[Dataset rows for document pages]
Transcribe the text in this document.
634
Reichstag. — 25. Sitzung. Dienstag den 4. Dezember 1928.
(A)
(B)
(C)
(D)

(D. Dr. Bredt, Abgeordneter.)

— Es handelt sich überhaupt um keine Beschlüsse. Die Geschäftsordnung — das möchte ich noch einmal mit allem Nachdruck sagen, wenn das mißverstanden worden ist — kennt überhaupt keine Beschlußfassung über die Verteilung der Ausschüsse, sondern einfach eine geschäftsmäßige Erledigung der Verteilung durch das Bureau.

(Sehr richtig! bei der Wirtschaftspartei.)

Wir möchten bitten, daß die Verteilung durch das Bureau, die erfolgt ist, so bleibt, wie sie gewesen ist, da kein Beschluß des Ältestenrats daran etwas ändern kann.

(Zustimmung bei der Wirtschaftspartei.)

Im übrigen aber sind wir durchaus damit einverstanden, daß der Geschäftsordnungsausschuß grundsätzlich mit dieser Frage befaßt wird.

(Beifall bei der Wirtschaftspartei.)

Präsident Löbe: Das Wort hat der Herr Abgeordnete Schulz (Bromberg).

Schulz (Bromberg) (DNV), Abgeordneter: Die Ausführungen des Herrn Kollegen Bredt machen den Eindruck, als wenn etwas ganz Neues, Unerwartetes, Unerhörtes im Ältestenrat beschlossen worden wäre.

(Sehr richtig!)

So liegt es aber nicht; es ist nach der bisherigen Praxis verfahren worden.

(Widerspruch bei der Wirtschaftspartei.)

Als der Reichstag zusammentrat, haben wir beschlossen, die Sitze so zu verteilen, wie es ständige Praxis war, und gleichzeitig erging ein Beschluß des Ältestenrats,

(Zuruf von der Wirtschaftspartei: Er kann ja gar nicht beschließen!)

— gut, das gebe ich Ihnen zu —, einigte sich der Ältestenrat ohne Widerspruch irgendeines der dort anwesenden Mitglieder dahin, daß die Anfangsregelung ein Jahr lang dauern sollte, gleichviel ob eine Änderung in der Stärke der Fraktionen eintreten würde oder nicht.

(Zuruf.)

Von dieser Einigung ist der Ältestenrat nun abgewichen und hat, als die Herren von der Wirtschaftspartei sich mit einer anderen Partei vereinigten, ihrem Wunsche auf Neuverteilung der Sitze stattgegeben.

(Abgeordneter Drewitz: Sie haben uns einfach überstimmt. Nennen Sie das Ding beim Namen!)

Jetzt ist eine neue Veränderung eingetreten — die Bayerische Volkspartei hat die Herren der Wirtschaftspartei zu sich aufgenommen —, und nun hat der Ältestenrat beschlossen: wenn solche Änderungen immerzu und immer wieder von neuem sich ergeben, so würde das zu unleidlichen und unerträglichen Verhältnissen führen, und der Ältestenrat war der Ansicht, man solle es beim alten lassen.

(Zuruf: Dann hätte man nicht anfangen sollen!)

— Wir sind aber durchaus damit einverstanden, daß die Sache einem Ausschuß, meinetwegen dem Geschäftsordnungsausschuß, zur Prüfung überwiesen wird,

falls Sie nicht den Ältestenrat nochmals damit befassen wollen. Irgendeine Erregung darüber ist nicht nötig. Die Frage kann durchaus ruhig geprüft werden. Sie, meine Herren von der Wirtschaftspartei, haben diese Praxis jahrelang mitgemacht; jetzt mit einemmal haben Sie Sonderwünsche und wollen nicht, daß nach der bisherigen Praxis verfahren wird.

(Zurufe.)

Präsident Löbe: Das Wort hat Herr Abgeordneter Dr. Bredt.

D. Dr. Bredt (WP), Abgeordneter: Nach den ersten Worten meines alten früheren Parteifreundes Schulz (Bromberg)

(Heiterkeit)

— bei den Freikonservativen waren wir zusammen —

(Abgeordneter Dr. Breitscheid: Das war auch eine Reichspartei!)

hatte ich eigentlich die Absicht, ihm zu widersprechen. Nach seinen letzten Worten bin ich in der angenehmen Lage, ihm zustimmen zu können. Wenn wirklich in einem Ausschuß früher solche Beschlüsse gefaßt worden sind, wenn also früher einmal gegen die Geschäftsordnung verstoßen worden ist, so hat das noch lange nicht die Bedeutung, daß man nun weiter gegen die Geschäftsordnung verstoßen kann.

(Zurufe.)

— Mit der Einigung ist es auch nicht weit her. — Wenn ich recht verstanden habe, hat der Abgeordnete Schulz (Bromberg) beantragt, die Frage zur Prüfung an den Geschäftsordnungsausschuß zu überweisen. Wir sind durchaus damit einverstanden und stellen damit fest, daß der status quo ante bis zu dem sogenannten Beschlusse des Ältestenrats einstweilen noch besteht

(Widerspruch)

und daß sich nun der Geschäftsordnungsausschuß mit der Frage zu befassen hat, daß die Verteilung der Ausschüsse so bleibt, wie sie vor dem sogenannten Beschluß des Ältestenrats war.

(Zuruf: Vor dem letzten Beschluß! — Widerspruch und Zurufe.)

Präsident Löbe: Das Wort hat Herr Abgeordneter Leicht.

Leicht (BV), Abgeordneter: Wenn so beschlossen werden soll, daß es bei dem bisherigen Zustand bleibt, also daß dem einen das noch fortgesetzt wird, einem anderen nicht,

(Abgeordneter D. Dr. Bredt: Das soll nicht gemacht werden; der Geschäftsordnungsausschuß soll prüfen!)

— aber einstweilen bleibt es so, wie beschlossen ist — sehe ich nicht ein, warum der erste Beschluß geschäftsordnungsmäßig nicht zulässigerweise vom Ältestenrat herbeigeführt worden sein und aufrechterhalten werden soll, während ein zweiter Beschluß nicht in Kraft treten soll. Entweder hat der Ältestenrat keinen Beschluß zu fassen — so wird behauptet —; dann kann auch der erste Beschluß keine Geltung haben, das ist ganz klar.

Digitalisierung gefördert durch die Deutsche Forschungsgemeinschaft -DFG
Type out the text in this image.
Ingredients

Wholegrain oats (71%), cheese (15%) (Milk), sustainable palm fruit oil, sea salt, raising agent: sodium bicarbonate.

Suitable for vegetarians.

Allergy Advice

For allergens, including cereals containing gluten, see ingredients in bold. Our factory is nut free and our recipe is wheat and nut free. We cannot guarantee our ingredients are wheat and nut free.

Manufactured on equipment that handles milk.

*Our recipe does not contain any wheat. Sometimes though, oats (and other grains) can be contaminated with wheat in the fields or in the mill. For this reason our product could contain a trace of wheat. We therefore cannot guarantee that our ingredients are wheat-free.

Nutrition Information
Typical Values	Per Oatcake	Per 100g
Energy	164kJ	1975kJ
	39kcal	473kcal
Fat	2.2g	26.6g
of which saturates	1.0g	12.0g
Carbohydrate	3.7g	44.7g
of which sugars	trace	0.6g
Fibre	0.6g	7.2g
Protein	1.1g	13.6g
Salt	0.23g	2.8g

TASK TO CARRY OUT: For this exercise, repeat the data above exactly.

SOLUTION TO THE PROBLEM:
Transcribe the text in this document.
634
Reichstag. — 25. Sitzung. Dienstag den 4. Dezember 1928.
(A)
(B)
(C)
(D)

(D. Dr. Bredt, Abgeordneter.)

— Es handelt sich überhaupt um keine Beschlüsse. Die Geschäftsordnung — das möchte ich noch einmal mit allem Nachdruck sagen, wenn das mißverstanden worden ist — kennt überhaupt keine Beschlußfassung über die Verteilung der Ausschüsse, sondern einfach eine geschäftsmäßige Erledigung der Verteilung durch das Bureau.

(Sehr richtig! bei der Wirtschaftspartei.)

Wir möchten bitten, daß die Verteilung durch das Bureau, die erfolgt ist, so bleibt, wie sie gewesen ist, da kein Beschluß des Ältestenrats daran etwas ändern kann.

(Zustimmung bei der Wirtschaftspartei.)

Im übrigen aber sind wir durchaus damit einverstanden, daß der Geschäftsordnungsausschuß grundsätzlich mit dieser Frage befaßt wird.

(Beifall bei der Wirtschaftspartei.)

Präsident Löbe: Das Wort hat der Herr Abgeordnete Schulz (Bromberg).

Schulz (Bromberg) (DNV), Abgeordneter: Die Ausführungen des Herrn Kollegen Bredt machen den Eindruck, als wenn etwas ganz Neues, Unerwartetes, Unerhörtes im Ältestenrat beschlossen worden wäre.

(Sehr richtig!)

So liegt es aber nicht; es ist nach der bisherigen Praxis verfahren worden.

(Widerspruch bei der Wirtschaftspartei.)

Als der Reichstag zusammentrat, haben wir beschlossen, die Sitze so zu verteilen, wie es ständige Praxis war, und gleichzeitig erging ein Beschluß des Ältestenrats,

(Zuruf von der Wirtschaftspartei: Er kann ja gar nicht beschließen!)

— gut, das gebe ich Ihnen zu —, einigte sich der Ältestenrat ohne Widerspruch irgendeines der dort anwesenden Mitglieder dahin, daß die Anfangsregelung ein Jahr lang dauern sollte, gleichviel ob eine Änderung in der Stärke der Fraktionen eintreten würde oder nicht.

(Zuruf.)

Von dieser Einigung ist der Ältestenrat nun abgewichen und hat, als die Herren von der Wirtschaftspartei sich mit einer anderen Partei vereinigten, ihrem Wunsche auf Neuverteilung der Sitze stattgegeben.

(Abgeordneter Drewitz: Sie haben uns einfach überstimmt. Nennen Sie das Ding beim Namen!)

Jetzt ist eine neue Veränderung eingetreten — die Bayerische Volkspartei hat die Herren der Wirtschaftspartei zu sich aufgenommen —, und nun hat der Ältestenrat beschlossen: wenn solche Änderungen immerzu und immer wieder von neuem sich ergeben, so würde das zu unleidlichen und unerträglichen Verhältnissen führen, und der Ältestenrat war der Ansicht, man solle es beim alten lassen.

(Zuruf: Dann hätte man nicht anfangen sollen!)

— Wir sind aber durchaus damit einverstanden, daß die Sache einem Ausschuß, meinetwegen dem Geschäftsordnungsausschuß, zur Prüfung überwiesen wird,

falls Sie nicht den Ältestenrat nochmals damit befassen wollen. Irgendeine Erregung darüber ist nicht nötig. Die Frage kann durchaus ruhig geprüft werden. Sie, meine Herren von der Wirtschaftspartei, haben diese Praxis jahrelang mitgemacht; jetzt mit einemmal haben Sie Sonderwünsche und wollen nicht, daß nach der bisherigen Praxis verfahren wird.

(Zurufe.)

Präsident Löbe: Das Wort hat Herr Abgeordneter Dr. Bredt.

D. Dr. Bredt (WP), Abgeordneter: Nach den ersten Worten meines alten früheren Parteifreundes Schulz (Bromberg)

(Heiterkeit)

— bei den Freikonservativen waren wir zusammen —

(Abgeordneter Dr. Breitscheid: Das war auch eine Reichspartei!)

hatte ich eigentlich die Absicht, ihm zu widersprechen. Nach seinen letzten Worten bin ich in der angenehmen Lage, ihm zustimmen zu können. Wenn wirklich in einem Ausschuß früher solche Beschlüsse gefaßt worden sind, wenn also früher einmal gegen die Geschäftsordnung verstoßen worden ist, so hat das noch lange nicht die Bedeutung, daß man nun weiter gegen die Geschäftsordnung verstoßen kann.

(Zurufe.)

— Mit der Einigung ist es auch nicht weit her. — Wenn ich recht verstanden habe, hat der Abgeordnete Schulz (Bromberg) beantragt, die Frage zur Prüfung an den Geschäftsordnungsausschuß zu überweisen. Wir sind durchaus damit einverstanden und stellen damit fest, daß der status quo ante bis zu dem sogenannten Beschlusse des Ältestenrats einstweilen noch besteht

(Widerspruch)

und daß sich nun der Geschäftsordnungsausschuß mit der Frage zu befassen hat, daß die Verteilung der Ausschüsse so bleibt, wie sie vor dem sogenannten Beschluß des Ältestenrats war.

(Zuruf: Vor dem letzten Beschluß! — Widerspruch und Zurufe.)

Präsident Löbe: Das Wort hat Herr Abgeordneter Leicht.

Leicht (BV), Abgeordneter: Wenn so beschlossen werden soll, daß es bei dem bisherigen Zustand bleibt, also daß dem einen das noch fortgesetzt wird, einem anderen nicht,

(Abgeordneter D. Dr. Bredt: Das soll nicht gemacht werden; der Geschäftsordnungsausschuß soll prüfen!)

— aber einstweilen bleibt es so, wie beschlossen ist — sehe ich nicht ein, warum der erste Beschluß geschäftsordnungsmäßig nicht zulässigerweise vom Ältestenrat herbeigeführt worden sein und aufrechterhalten werden soll, während ein zweiter Beschluß nicht in Kraft treten soll. Entweder hat der Ältestenrat keinen Beschluß zu fassen — so wird behauptet —; dann kann auch der erste Beschluß keine Geltung haben, das ist ganz klar.

Digitalisierung gefördert durch die Deutsche Forschungsgemeinschaft -DFG
Type out the text in this image.
Ingredients

Wholegrain oats (71%), cheese (15%) (Milk), sustainable palm fruit oil, sea salt, raising agent: sodium bicarbonate.

Suitable for vegetarians.

Allergy Advice

For allergens, including cereals containing gluten, see ingredients in bold. Our factory is nut free and our recipe is wheat and nut free. We cannot guarantee our ingredients are wheat and nut free.

Manufactured on equipment that handles milk.

*Our recipe does not contain any wheat. Sometimes though, oats (and other grains) can be contaminated with wheat in the fields or in the mill. For this reason our product could contain a trace of wheat. We therefore cannot guarantee that our ingredients are wheat-free.

Nutrition Information
Typical Values	Per Oatcake	Per 100g
Energy	164kJ	1975kJ
	39kcal	473kcal
Fat	2.2g	26.6g
of which saturates	1.0g	12.0g
Carbohydrate	3.7g	44.7g
of which sugars	trace	0.6g
Fibre	0.6g	7.2g
Protein	1.1g	13.6g
Salt	0.23g	2.8g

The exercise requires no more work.